Give every line below again, exactly.
======== Data for this exercise ========
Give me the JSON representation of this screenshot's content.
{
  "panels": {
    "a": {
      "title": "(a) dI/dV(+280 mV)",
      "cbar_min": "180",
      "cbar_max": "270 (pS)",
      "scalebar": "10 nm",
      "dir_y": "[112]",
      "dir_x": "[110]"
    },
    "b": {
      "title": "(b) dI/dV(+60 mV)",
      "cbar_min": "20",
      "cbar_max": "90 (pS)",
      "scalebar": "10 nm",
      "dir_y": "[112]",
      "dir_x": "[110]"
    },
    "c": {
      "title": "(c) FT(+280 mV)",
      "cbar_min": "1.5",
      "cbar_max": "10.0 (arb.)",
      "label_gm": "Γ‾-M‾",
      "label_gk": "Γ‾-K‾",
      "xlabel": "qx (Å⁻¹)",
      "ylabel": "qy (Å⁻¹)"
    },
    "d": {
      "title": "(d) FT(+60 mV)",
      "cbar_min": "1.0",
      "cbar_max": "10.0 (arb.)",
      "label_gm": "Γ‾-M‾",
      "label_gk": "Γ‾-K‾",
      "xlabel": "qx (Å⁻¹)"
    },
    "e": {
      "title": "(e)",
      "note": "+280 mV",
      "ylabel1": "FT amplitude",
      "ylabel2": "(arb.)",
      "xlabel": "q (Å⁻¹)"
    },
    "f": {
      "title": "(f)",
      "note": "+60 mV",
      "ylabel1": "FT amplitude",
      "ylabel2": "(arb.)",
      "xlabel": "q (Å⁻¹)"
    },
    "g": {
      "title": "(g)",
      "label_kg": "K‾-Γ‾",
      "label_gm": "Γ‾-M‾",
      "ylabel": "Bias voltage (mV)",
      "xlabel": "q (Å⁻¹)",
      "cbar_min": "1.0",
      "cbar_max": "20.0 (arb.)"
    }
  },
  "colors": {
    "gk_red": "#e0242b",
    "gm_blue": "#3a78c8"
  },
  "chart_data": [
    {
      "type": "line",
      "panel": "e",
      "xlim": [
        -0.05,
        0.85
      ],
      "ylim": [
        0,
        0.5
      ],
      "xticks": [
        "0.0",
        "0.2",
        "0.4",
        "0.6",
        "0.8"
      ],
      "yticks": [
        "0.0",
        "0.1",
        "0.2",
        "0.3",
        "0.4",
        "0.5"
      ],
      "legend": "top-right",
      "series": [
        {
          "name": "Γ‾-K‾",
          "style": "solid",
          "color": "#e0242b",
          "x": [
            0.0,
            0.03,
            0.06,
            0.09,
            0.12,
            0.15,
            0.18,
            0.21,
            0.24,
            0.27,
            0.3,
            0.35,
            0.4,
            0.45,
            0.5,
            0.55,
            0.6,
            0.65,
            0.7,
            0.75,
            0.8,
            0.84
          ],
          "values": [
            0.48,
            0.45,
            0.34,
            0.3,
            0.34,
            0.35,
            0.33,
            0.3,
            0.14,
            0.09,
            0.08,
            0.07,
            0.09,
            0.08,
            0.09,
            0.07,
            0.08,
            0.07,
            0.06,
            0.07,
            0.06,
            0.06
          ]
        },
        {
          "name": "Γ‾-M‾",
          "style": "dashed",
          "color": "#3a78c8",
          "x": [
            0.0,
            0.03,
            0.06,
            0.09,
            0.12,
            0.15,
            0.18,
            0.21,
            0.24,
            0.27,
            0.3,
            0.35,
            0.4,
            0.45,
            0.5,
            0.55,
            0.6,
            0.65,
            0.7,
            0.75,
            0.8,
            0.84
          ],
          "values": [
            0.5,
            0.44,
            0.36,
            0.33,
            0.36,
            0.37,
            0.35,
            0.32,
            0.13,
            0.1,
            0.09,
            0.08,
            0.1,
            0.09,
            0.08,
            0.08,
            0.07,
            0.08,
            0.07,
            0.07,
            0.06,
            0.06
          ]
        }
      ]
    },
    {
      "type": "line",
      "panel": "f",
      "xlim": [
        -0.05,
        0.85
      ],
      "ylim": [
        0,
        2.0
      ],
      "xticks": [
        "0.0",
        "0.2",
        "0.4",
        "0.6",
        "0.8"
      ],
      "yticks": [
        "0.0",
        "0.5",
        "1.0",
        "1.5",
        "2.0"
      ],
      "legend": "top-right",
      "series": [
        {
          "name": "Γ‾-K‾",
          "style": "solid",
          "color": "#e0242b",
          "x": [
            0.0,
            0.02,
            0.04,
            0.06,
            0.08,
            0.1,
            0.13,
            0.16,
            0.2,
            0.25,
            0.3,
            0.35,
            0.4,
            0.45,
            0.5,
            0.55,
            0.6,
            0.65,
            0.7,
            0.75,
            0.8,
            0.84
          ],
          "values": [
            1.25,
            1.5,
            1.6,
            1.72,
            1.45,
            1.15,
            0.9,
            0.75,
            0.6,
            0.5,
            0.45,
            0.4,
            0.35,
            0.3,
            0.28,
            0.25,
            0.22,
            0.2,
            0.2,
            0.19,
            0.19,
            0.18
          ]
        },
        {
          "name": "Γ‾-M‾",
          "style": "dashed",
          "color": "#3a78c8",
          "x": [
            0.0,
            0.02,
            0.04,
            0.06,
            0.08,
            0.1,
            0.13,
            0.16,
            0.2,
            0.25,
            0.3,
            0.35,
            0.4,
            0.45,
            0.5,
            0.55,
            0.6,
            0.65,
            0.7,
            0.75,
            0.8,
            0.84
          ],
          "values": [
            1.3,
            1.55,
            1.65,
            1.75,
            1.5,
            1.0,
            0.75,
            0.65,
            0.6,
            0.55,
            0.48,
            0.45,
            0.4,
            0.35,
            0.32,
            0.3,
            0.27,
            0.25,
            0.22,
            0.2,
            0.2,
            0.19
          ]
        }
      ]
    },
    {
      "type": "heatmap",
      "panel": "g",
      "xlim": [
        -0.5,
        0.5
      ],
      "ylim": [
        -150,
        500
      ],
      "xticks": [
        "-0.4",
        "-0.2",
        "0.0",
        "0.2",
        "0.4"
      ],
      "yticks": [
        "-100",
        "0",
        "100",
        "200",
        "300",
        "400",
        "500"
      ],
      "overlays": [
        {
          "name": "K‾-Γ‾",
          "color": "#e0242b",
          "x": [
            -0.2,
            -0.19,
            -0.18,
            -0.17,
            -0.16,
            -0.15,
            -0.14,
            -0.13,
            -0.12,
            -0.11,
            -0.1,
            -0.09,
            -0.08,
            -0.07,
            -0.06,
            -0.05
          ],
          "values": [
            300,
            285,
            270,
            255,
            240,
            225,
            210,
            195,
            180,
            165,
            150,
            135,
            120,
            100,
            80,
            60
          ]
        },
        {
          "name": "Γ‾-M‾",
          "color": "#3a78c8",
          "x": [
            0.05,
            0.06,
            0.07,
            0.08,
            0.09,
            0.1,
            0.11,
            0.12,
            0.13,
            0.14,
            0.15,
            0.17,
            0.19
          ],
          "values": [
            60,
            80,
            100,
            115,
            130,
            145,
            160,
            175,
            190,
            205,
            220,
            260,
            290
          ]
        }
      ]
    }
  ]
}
========
__Answer for this exercise__
Give me the JSON representation of this screenshot's content.
{
  "panels": {
    "a": {
      "title": "(a) dI/dV(+280 mV)",
      "cbar_min": "180",
      "cbar_max": "270 (pS)",
      "scalebar": "10 nm",
      "dir_y": "[112]",
      "dir_x": "[110]"
    },
    "b": {
      "title": "(b) dI/dV(+60 mV)",
      "cbar_min": "20",
      "cbar_max": "90 (pS)",
      "scalebar": "10 nm",
      "dir_y": "[112]",
      "dir_x": "[110]"
    },
    "c": {
      "title": "(c) FT(+280 mV)",
      "cbar_min": "1.5",
      "cbar_max": "10.0 (arb.)",
      "label_gm": "Γ‾-M‾",
      "label_gk": "Γ‾-K‾",
      "xlabel": "qx (Å⁻¹)",
      "ylabel": "qy (Å⁻¹)"
    },
    "d": {
      "title": "(d) FT(+60 mV)",
      "cbar_min": "1.0",
      "cbar_max": "10.0 (arb.)",
      "label_gm": "Γ‾-M‾",
      "label_gk": "Γ‾-K‾",
      "xlabel": "qx (Å⁻¹)"
    },
    "e": {
      "title": "(e)",
      "note": "+280 mV",
      "ylabel1": "FT amplitude",
      "ylabel2": "(arb.)",
      "xlabel": "q (Å⁻¹)"
    },
    "f": {
      "title": "(f)",
      "note": "+60 mV",
      "ylabel1": "FT amplitude",
      "ylabel2": "(arb.)",
      "xlabel": "q (Å⁻¹)"
    },
    "g": {
      "title": "(g)",
      "label_kg": "K‾-Γ‾",
      "label_gm": "Γ‾-M‾",
      "ylabel": "Bias voltage (mV)",
      "xlabel": "q (Å⁻¹)",
      "cbar_min": "1.0",
      "cbar_max": "20.0 (arb.)"
    }
  },
  "colors": {
    "gk_red": "#e0242b",
    "gm_blue": "#3a78c8"
  },
  "chart_data": [
    {
      "type": "line",
      "panel": "e",
      "xlim": [
        -0.05,
        0.85
      ],
      "ylim": [
        0,
        0.5
      ],
      "xticks": [
        "0.0",
        "0.2",
        "0.4",
        "0.6",
        "0.8"
      ],
      "yticks": [
        "0.0",
        "0.1",
        "0.2",
        "0.3",
        "0.4",
        "0.5"
      ],
      "legend": "top-right",
      "series": [
        {
          "name": "Γ‾-K‾",
          "style": "solid",
          "color": "#e0242b",
          "x": [
            0.0,
            0.03,
            0.06,
            0.09,
            0.12,
            0.15,
            0.18,
            0.21,
            0.24,
            0.27,
            0.3,
            0.35,
            0.4,
            0.45,
            0.5,
            0.55,
            0.6,
            0.65,
            0.7,
            0.75,
            0.8,
            0.84
          ],
          "values": [
            0.48,
            0.45,
            0.34,
            0.3,
            0.34,
            0.35,
            0.33,
            0.3,
            0.14,
            0.09,
            0.08,
            0.07,
            0.09,
            0.08,
            0.09,
            0.07,
            0.08,
            0.07,
            0.06,
            0.07,
            0.06,
            0.06
          ]
        },
        {
          "name": "Γ‾-M‾",
          "style": "dashed",
          "color": "#3a78c8",
          "x": [
            0.0,
            0.03,
            0.06,
            0.09,
            0.12,
            0.15,
            0.18,
            0.21,
            0.24,
            0.27,
            0.3,
            0.35,
            0.4,
            0.45,
            0.5,
            0.55,
            0.6,
            0.65,
            0.7,
            0.75,
            0.8,
            0.84
          ],
          "values": [
            0.5,
            0.44,
            0.36,
            0.33,
            0.36,
            0.37,
            0.35,
            0.32,
            0.13,
            0.1,
            0.09,
            0.08,
            0.1,
            0.09,
            0.08,
            0.08,
            0.07,
            0.08,
            0.07,
            0.07,
            0.06,
            0.06
          ]
        }
      ]
    },
    {
      "type": "line",
      "panel": "f",
      "xlim": [
        -0.05,
        0.85
      ],
      "ylim": [
        0,
        2.0
      ],
      "xticks": [
        "0.0",
        "0.2",
        "0.4",
        "0.6",
        "0.8"
      ],
      "yticks": [
        "0.0",
        "0.5",
        "1.0",
        "1.5",
        "2.0"
      ],
      "legend": "top-right",
      "series": [
        {
          "name": "Γ‾-K‾",
          "style": "solid",
          "color": "#e0242b",
          "x": [
            0.0,
            0.02,
            0.04,
            0.06,
            0.08,
            0.1,
            0.13,
            0.16,
            0.2,
            0.25,
            0.3,
            0.35,
            0.4,
            0.45,
            0.5,
            0.55,
            0.6,
            0.65,
            0.7,
            0.75,
            0.8,
            0.84
          ],
          "values": [
            1.25,
            1.5,
            1.6,
            1.72,
            1.45,
            1.15,
            0.9,
            0.75,
            0.6,
            0.5,
            0.45,
            0.4,
            0.35,
            0.3,
            0.28,
            0.25,
            0.22,
            0.2,
            0.2,
            0.19,
            0.19,
            0.18
          ]
        },
        {
          "name": "Γ‾-M‾",
          "style": "dashed",
          "color": "#3a78c8",
          "x": [
            0.0,
            0.02,
            0.04,
            0.06,
            0.08,
            0.1,
            0.13,
            0.16,
            0.2,
            0.25,
            0.3,
            0.35,
            0.4,
            0.45,
            0.5,
            0.55,
            0.6,
            0.65,
            0.7,
            0.75,
            0.8,
            0.84
          ],
          "values": [
            1.3,
            1.55,
            1.65,
            1.75,
            1.5,
            1.0,
            0.75,
            0.65,
            0.6,
            0.55,
            0.48,
            0.45,
            0.4,
            0.35,
            0.32,
            0.3,
            0.27,
            0.25,
            0.22,
            0.2,
            0.2,
            0.19
          ]
        }
      ]
    },
    {
      "type": "heatmap",
      "panel": "g",
      "xlim": [
        -0.5,
        0.5
      ],
      "ylim": [
        -150,
        500
      ],
      "xticks": [
        "-0.4",
        "-0.2",
        "0.0",
        "0.2",
        "0.4"
      ],
      "yticks": [
        "-100",
        "0",
        "100",
        "200",
        "300",
        "400",
        "500"
      ],
      "overlays": [
        {
          "name": "K‾-Γ‾",
          "color": "#e0242b",
          "x": [
            -0.2,
            -0.19,
            -0.18,
            -0.17,
            -0.16,
            -0.15,
            -0.14,
            -0.13,
            -0.12,
            -0.11,
            -0.1,
            -0.09,
            -0.08,
            -0.07,
            -0.06,
            -0.05
          ],
          "values": [
            300,
            285,
            270,
            255,
            240,
            225,
            210,
            195,
            180,
            165,
            150,
            135,
            120,
            100,
            80,
            60
          ]
        },
        {
          "name": "Γ‾-M‾",
          "color": "#3a78c8",
          "x": [
            0.05,
            0.06,
            0.07,
            0.08,
            0.09,
            0.1,
            0.11,
            0.12,
            0.13,
            0.14,
            0.15,
            0.17,
            0.19
          ],
          "values": [
            60,
            80,
            100,
            115,
            130,
            145,
            160,
            175,
            190,
            205,
            220,
            260,
            290
          ]
        }
      ]
    }
  ]
}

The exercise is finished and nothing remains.